§ Tasks to perform:
- A) In the blog post about the protests against Hosni Mubarak, who was placed under house arrest?
- B) Carry on the blog post about the protests against Hosni Mubarak from where it stops.
Text under study Block Start
If he does this what will this mean for the Palestinians?
Is a US veto the right move?

Saturday, January 29, 2011

Power to the People

























They know we’re not satisfied, so we begin to holler
They make us a promise and throw in a few more dollars
There’s no price for happiness, there’s no price for love
 Up goes the price of living, and you’re right back where you was
“(For God’s Sake) Give More Power to the People"- The Chi-Lites

"This struggle may be a moral one, or it may be a physical one, and it may be both moral and physical, but it must be a struggle. Power concedes nothing without a demand. It never did and it never will. Find out just what any people will quietly submit to and you have found out the exact measure of injustice and wrong which will be imposed upon them, and these will continue till they are resisted with either words or blows, or with both. The limits of tyrants are prescribed by the endurance of those whom they oppress."
-Frederick Douglass
 “I would not refer to him as a dictator” 
-Joe Biden speaking of Hosni Mubarak who has ruled for thirty years, uses emergency decree as a normal state of affairs and exiles, imprisons or tortures political opponents.
At the time of this posting Hosni Mubarak is still the dictator of Egypt.  He has shut down the internet and phone service in an attempt to stop protesters from communicating.  The Nobel Peace Prize winner Mohamed ElBaradei was placed under house arrest. The state has placed tanks in the streets of Cairo and the police are in full attack mode –water hoses, beatings, tear gas, the works. There are differing reports on how many have been killed so far but one thing seems to be safe to say : the protesters don’t want reform-they want revolution. On MSNBC last night one protester was helpful enough to carry a sign that read “GET OUT” in English, French, Arabic, German and what looked like Spanish.
 Although Mubarak is talking of forming a new government and our President is trying to walk a fine line by talking of reform I think it’s fair to say that reform would not be welcomed by anyone.
Text under study Block End
Study material Block Start
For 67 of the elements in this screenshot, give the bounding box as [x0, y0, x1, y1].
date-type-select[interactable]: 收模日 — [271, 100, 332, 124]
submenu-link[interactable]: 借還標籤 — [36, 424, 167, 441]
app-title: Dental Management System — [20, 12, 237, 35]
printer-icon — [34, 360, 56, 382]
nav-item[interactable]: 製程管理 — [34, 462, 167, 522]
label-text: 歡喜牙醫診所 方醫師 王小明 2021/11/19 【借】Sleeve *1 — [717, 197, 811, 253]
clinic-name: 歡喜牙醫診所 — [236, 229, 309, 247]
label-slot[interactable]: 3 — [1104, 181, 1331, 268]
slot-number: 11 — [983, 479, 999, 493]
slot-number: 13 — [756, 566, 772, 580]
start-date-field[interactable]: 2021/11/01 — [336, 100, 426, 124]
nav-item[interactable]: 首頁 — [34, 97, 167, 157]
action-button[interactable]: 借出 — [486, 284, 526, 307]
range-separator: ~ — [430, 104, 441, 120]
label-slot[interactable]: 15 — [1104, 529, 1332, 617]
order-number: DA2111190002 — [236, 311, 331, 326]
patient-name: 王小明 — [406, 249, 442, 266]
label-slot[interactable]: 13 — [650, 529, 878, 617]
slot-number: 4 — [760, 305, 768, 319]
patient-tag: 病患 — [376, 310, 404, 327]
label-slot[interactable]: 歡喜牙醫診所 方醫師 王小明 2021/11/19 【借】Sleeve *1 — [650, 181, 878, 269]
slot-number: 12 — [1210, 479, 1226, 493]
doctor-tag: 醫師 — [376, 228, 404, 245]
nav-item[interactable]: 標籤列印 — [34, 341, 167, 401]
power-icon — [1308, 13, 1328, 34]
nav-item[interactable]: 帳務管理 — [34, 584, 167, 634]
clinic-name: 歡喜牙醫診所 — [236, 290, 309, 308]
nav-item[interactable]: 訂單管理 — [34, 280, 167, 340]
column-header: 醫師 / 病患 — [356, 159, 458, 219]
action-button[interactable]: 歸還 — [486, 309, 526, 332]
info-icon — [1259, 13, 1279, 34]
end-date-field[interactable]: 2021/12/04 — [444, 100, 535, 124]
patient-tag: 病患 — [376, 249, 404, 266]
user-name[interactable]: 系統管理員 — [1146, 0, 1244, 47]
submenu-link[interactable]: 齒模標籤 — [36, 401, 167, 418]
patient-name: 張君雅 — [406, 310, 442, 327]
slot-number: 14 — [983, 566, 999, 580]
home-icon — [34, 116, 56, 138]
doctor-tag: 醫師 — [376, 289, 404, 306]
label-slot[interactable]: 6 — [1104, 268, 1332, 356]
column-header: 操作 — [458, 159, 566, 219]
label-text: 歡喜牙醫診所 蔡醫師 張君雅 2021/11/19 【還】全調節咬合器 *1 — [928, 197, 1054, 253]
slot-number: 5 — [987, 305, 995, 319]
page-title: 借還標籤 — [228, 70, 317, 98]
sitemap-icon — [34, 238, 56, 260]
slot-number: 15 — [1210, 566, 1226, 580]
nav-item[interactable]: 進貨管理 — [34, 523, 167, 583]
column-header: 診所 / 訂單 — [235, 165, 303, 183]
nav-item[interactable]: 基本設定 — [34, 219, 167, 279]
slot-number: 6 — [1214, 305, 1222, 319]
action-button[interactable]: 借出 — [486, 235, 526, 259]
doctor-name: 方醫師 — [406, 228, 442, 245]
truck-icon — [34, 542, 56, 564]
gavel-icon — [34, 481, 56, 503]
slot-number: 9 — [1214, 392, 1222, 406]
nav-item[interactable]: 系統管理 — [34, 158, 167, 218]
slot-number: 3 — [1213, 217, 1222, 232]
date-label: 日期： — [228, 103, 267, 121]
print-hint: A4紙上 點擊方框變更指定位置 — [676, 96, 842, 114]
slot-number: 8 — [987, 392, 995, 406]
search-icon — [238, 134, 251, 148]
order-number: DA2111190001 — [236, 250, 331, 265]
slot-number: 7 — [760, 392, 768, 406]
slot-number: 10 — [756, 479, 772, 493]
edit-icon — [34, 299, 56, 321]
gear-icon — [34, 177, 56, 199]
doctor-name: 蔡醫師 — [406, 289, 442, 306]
Study material Block End
§ Answers for each item:
- A) Mohamed ElBaradei, the Nobel Peace Prize winner.

- B)
The ironic thing in all this is that it was just recently that Secretary of State Clinton chided the “Arab World” for not having greater democratic freedoms.
Of course the US doesn’t really give a damn about democratic freedoms in the Arab world as witnessed by the tepid US response to the overthrow of the Tunisian dictator Ben Ali, the US endorsement of the undemocratic Palestinian Authority, the Saudi and Jordanian monarchies, the Gulf States and the hostility to votes that go the wrong way in Gaza, Turkey or Lebanon. Always judge by a government’s actions, not its words.
We will see how this Egyptian situation turns out. It really does come down to how brutal the regime wishes to be in holding on to power against how much can the people truly endure in their quest for freedom. Much of the time state brutality wins. That’s just how it is. But not always….
The other great irony about all this is that if it were Arabs in the West Bank protesting conditions that are just as bad if not worse than those in Egypt the US would not even feel compelled to try to pretend to stand with the protesters. These events should if nothing else caution people who think that some basic universal rights are not desired by all.

QUESTION: What should the US be doing, if anything? Why does the US support so many dictators? Are you disappointed that the US President, a Nobel Peace Prize winner, did not mention that another Nobel Peace Prize winner is under house arrest? Will Mubarak be forced to step down?